PROVIDED DATA:

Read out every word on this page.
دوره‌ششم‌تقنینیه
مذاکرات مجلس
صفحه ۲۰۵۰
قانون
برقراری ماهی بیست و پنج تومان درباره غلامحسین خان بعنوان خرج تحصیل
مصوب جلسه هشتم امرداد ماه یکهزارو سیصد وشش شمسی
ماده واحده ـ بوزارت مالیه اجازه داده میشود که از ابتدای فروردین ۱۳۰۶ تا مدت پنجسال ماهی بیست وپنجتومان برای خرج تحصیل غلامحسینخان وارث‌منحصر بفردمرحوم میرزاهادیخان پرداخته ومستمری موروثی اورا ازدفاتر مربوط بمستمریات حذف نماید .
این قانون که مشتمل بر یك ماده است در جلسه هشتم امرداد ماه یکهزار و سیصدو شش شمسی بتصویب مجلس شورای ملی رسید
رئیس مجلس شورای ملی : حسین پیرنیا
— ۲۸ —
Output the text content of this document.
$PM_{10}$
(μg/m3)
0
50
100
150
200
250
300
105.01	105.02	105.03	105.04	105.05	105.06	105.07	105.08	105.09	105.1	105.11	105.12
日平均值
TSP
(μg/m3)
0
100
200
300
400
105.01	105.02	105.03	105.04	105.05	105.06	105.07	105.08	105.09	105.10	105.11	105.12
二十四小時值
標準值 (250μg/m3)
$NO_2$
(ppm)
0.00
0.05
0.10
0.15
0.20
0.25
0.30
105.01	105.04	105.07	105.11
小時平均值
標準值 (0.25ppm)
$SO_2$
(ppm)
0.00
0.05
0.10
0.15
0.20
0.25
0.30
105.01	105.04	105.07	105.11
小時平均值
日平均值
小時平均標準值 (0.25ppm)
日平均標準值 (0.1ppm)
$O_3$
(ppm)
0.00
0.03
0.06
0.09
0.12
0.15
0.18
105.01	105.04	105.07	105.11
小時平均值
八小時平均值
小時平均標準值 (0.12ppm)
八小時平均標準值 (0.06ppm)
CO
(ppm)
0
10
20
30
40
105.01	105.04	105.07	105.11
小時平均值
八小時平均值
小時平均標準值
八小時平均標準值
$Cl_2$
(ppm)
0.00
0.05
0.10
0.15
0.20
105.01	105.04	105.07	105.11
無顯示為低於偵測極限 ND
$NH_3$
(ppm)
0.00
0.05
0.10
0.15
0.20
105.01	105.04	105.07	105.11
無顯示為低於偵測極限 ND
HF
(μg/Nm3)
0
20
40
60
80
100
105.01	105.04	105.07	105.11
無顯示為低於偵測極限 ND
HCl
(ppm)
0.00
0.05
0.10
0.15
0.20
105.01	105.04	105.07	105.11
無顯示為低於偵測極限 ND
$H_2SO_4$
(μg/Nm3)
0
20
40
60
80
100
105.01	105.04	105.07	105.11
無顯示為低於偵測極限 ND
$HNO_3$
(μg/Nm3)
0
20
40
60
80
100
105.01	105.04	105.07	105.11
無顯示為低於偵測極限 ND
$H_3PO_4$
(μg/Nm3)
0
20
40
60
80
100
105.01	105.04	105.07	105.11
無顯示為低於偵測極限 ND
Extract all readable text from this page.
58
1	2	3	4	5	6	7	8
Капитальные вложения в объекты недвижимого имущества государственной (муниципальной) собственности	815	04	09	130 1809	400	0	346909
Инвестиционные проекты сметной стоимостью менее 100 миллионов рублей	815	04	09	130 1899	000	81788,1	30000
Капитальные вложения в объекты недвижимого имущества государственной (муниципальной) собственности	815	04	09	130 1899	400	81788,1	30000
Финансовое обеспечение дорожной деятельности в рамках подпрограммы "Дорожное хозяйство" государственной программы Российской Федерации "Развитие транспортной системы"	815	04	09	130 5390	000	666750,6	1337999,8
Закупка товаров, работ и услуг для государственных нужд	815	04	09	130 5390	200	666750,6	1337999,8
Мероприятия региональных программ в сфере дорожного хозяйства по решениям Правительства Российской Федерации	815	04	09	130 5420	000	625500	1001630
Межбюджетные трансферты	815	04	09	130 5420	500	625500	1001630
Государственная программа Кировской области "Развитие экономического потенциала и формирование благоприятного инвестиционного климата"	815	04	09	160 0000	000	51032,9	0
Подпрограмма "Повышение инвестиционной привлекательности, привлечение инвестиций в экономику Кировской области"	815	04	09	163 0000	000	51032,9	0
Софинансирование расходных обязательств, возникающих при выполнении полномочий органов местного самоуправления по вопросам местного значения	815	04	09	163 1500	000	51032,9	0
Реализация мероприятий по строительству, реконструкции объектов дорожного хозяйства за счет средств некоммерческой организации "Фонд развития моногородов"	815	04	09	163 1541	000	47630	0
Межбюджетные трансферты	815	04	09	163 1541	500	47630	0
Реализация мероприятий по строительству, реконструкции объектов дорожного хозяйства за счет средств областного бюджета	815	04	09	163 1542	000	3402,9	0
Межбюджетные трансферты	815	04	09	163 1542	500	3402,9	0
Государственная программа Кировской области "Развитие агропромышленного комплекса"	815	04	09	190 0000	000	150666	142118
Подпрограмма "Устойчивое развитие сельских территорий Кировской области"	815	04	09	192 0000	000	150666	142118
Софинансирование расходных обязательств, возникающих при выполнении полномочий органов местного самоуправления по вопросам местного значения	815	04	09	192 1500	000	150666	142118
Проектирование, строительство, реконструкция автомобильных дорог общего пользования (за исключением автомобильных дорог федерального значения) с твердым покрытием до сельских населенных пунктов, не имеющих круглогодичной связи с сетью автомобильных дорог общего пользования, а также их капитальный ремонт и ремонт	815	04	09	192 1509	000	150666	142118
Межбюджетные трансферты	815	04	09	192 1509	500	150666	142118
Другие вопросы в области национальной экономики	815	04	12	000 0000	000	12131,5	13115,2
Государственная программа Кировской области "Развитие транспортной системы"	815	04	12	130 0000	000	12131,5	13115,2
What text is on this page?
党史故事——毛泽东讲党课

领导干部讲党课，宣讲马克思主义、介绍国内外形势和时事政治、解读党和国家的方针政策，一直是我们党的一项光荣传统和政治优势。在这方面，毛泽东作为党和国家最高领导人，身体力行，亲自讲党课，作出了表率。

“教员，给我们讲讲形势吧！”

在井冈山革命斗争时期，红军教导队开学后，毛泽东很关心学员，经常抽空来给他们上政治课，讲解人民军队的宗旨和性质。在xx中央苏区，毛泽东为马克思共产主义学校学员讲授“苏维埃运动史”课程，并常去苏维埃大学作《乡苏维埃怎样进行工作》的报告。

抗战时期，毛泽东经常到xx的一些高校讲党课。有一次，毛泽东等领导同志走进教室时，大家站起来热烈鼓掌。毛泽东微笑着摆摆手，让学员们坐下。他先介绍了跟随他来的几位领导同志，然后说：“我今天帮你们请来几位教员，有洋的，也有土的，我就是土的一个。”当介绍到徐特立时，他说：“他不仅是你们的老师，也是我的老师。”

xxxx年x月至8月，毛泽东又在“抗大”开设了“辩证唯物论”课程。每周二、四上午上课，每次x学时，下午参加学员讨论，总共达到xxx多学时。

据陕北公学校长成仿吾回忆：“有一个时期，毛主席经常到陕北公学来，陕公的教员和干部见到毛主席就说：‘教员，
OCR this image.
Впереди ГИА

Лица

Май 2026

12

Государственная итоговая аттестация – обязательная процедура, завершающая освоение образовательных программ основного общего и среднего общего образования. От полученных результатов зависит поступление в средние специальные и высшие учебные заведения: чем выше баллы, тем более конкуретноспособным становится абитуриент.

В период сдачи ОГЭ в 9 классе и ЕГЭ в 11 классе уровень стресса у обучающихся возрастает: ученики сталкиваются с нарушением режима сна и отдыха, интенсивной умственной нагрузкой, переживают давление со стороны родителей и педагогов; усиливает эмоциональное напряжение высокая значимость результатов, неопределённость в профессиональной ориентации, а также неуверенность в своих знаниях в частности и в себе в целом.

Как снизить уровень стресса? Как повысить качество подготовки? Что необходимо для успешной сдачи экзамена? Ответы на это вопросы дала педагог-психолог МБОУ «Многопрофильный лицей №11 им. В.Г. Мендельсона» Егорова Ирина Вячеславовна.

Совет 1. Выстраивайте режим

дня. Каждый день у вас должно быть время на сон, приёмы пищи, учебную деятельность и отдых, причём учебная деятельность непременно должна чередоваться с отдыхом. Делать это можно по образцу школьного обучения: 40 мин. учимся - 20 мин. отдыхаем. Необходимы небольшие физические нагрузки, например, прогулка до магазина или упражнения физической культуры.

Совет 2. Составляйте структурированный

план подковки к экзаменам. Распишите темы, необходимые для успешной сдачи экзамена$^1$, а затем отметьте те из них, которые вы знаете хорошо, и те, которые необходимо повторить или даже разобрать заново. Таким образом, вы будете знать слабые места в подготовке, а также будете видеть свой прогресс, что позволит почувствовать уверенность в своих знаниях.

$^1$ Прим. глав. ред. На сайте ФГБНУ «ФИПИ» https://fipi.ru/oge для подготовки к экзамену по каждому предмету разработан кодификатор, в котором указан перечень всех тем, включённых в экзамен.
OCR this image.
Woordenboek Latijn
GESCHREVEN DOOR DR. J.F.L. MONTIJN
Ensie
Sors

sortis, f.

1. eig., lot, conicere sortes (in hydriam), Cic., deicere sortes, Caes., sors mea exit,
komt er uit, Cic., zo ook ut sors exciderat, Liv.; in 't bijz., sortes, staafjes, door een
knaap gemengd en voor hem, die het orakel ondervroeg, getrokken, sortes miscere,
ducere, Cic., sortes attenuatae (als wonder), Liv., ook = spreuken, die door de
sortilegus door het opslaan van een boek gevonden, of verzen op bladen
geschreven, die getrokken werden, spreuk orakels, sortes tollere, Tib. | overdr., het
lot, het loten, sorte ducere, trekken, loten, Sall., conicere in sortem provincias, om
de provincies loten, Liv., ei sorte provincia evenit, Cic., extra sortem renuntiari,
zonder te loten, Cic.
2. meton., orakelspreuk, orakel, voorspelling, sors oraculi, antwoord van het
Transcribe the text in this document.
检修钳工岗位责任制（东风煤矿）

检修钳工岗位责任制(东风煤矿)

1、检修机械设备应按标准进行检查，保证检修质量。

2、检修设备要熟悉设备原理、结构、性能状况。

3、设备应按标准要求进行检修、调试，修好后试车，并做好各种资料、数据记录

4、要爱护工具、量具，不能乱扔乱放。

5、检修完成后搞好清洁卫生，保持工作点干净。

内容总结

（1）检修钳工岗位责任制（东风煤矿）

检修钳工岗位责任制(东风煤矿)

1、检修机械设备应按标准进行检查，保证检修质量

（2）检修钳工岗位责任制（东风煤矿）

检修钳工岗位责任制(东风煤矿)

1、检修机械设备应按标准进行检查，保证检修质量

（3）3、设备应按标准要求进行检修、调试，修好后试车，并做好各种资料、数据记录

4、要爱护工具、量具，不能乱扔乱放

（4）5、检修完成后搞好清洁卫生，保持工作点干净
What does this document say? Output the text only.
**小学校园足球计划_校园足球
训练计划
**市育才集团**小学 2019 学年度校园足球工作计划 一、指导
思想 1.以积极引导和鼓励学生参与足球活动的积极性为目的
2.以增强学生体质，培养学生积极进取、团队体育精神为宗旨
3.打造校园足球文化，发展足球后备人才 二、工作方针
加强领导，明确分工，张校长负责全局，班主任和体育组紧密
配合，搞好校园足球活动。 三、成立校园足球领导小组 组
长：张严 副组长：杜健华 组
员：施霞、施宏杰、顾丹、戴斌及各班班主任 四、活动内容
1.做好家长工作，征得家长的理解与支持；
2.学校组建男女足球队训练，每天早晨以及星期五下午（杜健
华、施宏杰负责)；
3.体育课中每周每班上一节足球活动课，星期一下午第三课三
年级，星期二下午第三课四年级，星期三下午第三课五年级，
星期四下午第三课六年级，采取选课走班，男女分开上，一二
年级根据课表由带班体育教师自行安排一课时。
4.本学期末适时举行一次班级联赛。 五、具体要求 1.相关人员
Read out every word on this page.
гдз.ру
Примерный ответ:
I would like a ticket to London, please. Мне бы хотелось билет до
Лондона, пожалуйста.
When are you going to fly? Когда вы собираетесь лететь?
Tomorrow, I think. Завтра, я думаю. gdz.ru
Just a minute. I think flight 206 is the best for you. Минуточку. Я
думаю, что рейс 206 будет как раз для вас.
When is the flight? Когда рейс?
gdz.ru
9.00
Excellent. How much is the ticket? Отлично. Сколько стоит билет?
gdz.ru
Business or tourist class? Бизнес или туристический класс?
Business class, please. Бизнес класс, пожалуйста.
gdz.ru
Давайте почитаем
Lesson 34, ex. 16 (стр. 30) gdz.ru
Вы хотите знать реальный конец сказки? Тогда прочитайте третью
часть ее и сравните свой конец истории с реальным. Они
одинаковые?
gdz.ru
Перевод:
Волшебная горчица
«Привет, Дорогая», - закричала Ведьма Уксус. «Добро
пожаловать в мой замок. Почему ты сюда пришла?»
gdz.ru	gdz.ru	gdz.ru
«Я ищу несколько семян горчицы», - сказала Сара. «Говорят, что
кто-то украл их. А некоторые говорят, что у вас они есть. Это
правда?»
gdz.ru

GIVEN EXERCISE:
Which lines contain "sortem"? Copy each of them out.

RESULT OF THIS TASK:
lot, het loten, sorte ducere, trekken, loten, Sall., conicere in sortem provincias, om
de provincies loten, Liv., ei sorte provincia evenit, Cic., extra sortem renuntiari,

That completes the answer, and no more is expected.